What you will do: Copy, from the entries below, each line where the word "label" can be found.

Data lines:
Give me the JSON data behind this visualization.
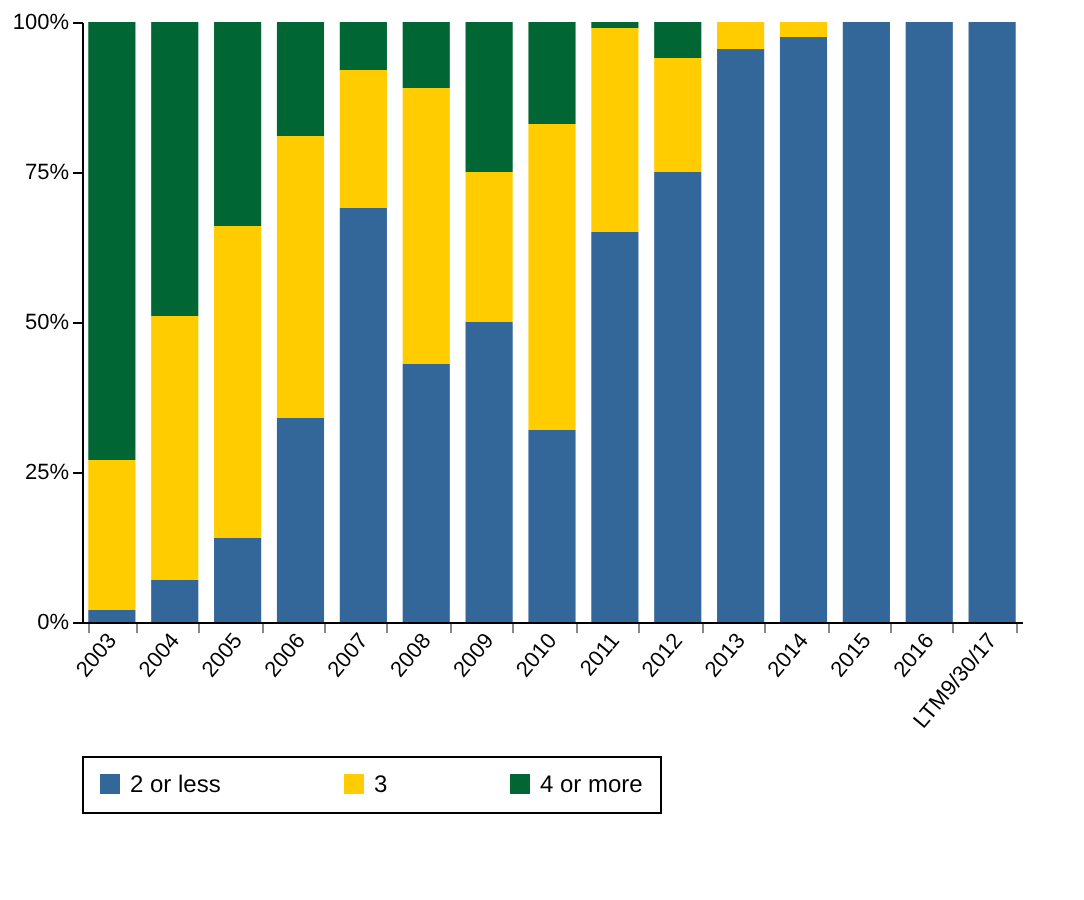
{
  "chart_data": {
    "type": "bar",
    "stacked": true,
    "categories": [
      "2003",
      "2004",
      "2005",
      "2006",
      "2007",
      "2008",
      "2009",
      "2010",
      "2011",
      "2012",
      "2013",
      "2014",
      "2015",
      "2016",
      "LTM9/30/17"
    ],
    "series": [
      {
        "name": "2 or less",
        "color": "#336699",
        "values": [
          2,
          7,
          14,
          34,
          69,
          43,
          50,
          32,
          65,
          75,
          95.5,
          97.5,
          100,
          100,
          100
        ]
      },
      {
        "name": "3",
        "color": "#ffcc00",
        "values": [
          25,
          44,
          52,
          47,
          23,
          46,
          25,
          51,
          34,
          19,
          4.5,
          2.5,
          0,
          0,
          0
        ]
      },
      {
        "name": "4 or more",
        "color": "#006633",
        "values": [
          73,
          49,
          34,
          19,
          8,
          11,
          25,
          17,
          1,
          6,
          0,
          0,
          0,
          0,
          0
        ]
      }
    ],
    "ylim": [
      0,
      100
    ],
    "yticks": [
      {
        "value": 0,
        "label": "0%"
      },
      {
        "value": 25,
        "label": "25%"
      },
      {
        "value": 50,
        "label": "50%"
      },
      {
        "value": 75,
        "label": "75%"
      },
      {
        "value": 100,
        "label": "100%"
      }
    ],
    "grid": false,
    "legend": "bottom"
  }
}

Reply:
        "label": "0%"
        "label": "25%"
        "label": "50%"
        "label": "75%"
        "label": "100%"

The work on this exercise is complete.